TASK INSTRUCTIONS. Print, exactly and completely, every entry in the data.

## start

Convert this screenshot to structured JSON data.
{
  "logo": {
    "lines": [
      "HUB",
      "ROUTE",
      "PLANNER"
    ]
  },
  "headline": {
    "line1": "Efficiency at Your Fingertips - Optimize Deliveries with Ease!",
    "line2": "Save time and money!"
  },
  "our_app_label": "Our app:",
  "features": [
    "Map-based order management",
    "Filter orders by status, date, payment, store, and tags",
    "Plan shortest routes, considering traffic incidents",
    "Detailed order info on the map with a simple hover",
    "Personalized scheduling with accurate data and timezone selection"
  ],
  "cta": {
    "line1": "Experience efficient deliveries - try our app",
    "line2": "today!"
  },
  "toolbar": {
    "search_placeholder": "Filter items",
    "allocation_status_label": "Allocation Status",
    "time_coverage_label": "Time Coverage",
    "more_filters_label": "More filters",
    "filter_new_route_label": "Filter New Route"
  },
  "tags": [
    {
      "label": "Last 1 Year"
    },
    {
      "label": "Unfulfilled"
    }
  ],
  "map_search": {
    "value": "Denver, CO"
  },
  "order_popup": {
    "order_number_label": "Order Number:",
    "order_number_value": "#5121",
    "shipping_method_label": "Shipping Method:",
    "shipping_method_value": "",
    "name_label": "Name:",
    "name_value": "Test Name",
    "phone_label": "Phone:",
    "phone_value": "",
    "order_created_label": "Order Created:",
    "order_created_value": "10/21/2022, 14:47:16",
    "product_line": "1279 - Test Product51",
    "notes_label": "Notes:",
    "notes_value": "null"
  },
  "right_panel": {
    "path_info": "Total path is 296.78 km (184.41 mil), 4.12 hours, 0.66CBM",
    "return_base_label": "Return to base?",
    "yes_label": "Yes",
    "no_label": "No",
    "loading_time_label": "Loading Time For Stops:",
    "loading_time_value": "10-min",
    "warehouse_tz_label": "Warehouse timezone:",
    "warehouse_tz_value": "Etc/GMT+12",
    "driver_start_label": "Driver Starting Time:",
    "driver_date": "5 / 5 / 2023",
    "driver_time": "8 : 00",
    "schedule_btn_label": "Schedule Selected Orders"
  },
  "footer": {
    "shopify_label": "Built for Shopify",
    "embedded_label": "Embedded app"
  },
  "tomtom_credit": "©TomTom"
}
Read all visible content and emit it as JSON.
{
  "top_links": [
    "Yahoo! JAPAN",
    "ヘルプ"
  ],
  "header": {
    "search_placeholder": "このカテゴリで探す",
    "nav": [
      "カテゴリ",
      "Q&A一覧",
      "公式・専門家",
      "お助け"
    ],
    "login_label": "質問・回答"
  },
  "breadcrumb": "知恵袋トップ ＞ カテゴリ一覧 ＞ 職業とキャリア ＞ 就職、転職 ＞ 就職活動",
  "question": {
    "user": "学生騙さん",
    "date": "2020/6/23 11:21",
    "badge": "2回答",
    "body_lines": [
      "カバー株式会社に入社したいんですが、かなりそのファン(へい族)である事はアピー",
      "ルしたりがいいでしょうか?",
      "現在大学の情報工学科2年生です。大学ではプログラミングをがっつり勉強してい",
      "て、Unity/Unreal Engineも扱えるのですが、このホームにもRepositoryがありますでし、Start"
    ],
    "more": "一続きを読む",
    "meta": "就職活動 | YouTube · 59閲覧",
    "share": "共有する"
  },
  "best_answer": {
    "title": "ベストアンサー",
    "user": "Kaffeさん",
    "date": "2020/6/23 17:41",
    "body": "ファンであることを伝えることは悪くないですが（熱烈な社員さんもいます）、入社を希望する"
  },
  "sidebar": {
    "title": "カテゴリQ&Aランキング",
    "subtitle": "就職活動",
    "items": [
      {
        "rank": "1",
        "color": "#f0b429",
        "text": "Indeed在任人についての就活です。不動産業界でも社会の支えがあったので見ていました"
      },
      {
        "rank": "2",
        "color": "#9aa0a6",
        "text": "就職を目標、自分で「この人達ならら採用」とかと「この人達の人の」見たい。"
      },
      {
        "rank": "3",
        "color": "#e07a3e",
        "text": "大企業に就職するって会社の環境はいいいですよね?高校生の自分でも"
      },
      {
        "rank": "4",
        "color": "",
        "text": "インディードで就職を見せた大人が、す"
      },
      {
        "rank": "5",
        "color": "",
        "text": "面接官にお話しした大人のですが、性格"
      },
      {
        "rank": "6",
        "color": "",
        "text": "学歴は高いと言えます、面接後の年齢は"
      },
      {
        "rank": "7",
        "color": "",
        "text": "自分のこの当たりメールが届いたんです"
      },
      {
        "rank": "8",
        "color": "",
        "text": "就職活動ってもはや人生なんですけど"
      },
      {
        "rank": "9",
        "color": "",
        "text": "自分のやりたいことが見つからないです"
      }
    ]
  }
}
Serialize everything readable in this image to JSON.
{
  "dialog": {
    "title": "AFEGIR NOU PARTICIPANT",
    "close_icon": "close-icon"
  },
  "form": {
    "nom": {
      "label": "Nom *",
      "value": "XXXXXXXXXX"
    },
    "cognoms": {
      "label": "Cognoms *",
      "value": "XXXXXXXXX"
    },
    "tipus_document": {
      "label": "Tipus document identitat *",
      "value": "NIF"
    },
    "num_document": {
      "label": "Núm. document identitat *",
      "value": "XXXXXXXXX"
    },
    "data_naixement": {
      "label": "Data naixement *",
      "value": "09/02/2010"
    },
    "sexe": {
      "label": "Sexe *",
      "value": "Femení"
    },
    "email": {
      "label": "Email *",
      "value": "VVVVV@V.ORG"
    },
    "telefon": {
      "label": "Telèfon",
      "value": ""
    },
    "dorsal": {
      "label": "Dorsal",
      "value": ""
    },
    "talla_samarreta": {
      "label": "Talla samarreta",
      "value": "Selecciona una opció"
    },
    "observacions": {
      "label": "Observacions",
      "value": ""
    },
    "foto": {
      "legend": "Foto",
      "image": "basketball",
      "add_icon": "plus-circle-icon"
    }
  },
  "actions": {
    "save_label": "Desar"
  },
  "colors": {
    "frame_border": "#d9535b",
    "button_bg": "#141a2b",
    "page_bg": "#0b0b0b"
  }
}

## end

RESPONSE BELOW.
Convert this screenshot to structured JSON data.
{
  "logo": {
    "lines": [
      "HUB",
      "ROUTE",
      "PLANNER"
    ]
  },
  "headline": {
    "line1": "Efficiency at Your Fingertips - Optimize Deliveries with Ease!",
    "line2": "Save time and money!"
  },
  "our_app_label": "Our app:",
  "features": [
    "Map-based order management",
    "Filter orders by status, date, payment, store, and tags",
    "Plan shortest routes, considering traffic incidents",
    "Detailed order info on the map with a simple hover",
    "Personalized scheduling with accurate data and timezone selection"
  ],
  "cta": {
    "line1": "Experience efficient deliveries - try our app",
    "line2": "today!"
  },
  "toolbar": {
    "search_placeholder": "Filter items",
    "allocation_status_label": "Allocation Status",
    "time_coverage_label": "Time Coverage",
    "more_filters_label": "More filters",
    "filter_new_route_label": "Filter New Route"
  },
  "tags": [
    {
      "label": "Last 1 Year"
    },
    {
      "label": "Unfulfilled"
    }
  ],
  "map_search": {
    "value": "Denver, CO"
  },
  "order_popup": {
    "order_number_label": "Order Number:",
    "order_number_value": "#5121",
    "shipping_method_label": "Shipping Method:",
    "shipping_method_value": "",
    "name_label": "Name:",
    "name_value": "Test Name",
    "phone_label": "Phone:",
    "phone_value": "",
    "order_created_label": "Order Created:",
    "order_created_value": "10/21/2022, 14:47:16",
    "product_line": "1279 - Test Product51",
    "notes_label": "Notes:",
    "notes_value": "null"
  },
  "right_panel": {
    "path_info": "Total path is 296.78 km (184.41 mil), 4.12 hours, 0.66CBM",
    "return_base_label": "Return to base?",
    "yes_label": "Yes",
    "no_label": "No",
    "loading_time_label": "Loading Time For Stops:",
    "loading_time_value": "10-min",
    "warehouse_tz_label": "Warehouse timezone:",
    "warehouse_tz_value": "Etc/GMT+12",
    "driver_start_label": "Driver Starting Time:",
    "driver_date": "5 / 5 / 2023",
    "driver_time": "8 : 00",
    "schedule_btn_label": "Schedule Selected Orders"
  },
  "footer": {
    "shopify_label": "Built for Shopify",
    "embedded_label": "Embedded app"
  },
  "tomtom_credit": "©TomTom"
}
Read all visible content and emit it as JSON.
{
  "top_links": [
    "Yahoo! JAPAN",
    "ヘルプ"
  ],
  "header": {
    "search_placeholder": "このカテゴリで探す",
    "nav": [
      "カテゴリ",
      "Q&A一覧",
      "公式・専門家",
      "お助け"
    ],
    "login_label": "質問・回答"
  },
  "breadcrumb": "知恵袋トップ ＞ カテゴリ一覧 ＞ 職業とキャリア ＞ 就職、転職 ＞ 就職活動",
  "question": {
    "user": "学生騙さん",
    "date": "2020/6/23 11:21",
    "badge": "2回答",
    "body_lines": [
      "カバー株式会社に入社したいんですが、かなりそのファン(へい族)である事はアピー",
      "ルしたりがいいでしょうか?",
      "現在大学の情報工学科2年生です。大学ではプログラミングをがっつり勉強してい",
      "て、Unity/Unreal Engineも扱えるのですが、このホームにもRepositoryがありますでし、Start"
    ],
    "more": "一続きを読む",
    "meta": "就職活動 | YouTube · 59閲覧",
    "share": "共有する"
  },
  "best_answer": {
    "title": "ベストアンサー",
    "user": "Kaffeさん",
    "date": "2020/6/23 17:41",
    "body": "ファンであることを伝えることは悪くないですが（熱烈な社員さんもいます）、入社を希望する"
  },
  "sidebar": {
    "title": "カテゴリQ&Aランキング",
    "subtitle": "就職活動",
    "items": [
      {
        "rank": "1",
        "color": "#f0b429",
        "text": "Indeed在任人についての就活です。不動産業界でも社会の支えがあったので見ていました"
      },
      {
        "rank": "2",
        "color": "#9aa0a6",
        "text": "就職を目標、自分で「この人達ならら採用」とかと「この人達の人の」見たい。"
      },
      {
        "rank": "3",
        "color": "#e07a3e",
        "text": "大企業に就職するって会社の環境はいいいですよね?高校生の自分でも"
      },
      {
        "rank": "4",
        "color": "",
        "text": "インディードで就職を見せた大人が、す"
      },
      {
        "rank": "5",
        "color": "",
        "text": "面接官にお話しした大人のですが、性格"
      },
      {
        "rank": "6",
        "color": "",
        "text": "学歴は高いと言えます、面接後の年齢は"
      },
      {
        "rank": "7",
        "color": "",
        "text": "自分のこの当たりメールが届いたんです"
      },
      {
        "rank": "8",
        "color": "",
        "text": "就職活動ってもはや人生なんですけど"
      },
      {
        "rank": "9",
        "color": "",
        "text": "自分のやりたいことが見つからないです"
      }
    ]
  }
}
Serialize everything readable in this image to JSON.
{
  "dialog": {
    "title": "AFEGIR NOU PARTICIPANT",
    "close_icon": "close-icon"
  },
  "form": {
    "nom": {
      "label": "Nom *",
      "value": "XXXXXXXXXX"
    },
    "cognoms": {
      "label": "Cognoms *",
      "value": "XXXXXXXXX"
    },
    "tipus_document": {
      "label": "Tipus document identitat *",
      "value": "NIF"
    },
    "num_document": {
      "label": "Núm. document identitat *",
      "value": "XXXXXXXXX"
    },
    "data_naixement": {
      "label": "Data naixement *",
      "value": "09/02/2010"
    },
    "sexe": {
      "label": "Sexe *",
      "value": "Femení"
    },
    "email": {
      "label": "Email *",
      "value": "VVVVV@V.ORG"
    },
    "telefon": {
      "label": "Telèfon",
      "value": ""
    },
    "dorsal": {
      "label": "Dorsal",
      "value": ""
    },
    "talla_samarreta": {
      "label": "Talla samarreta",
      "value": "Selecciona una opció"
    },
    "observacions": {
      "label": "Observacions",
      "value": ""
    },
    "foto": {
      "legend": "Foto",
      "image": "basketball",
      "add_icon": "plus-circle-icon"
    }
  },
  "actions": {
    "save_label": "Desar"
  },
  "colors": {
    "frame_border": "#d9535b",
    "button_bg": "#141a2b",
    "page_bg": "#0b0b0b"
  }
}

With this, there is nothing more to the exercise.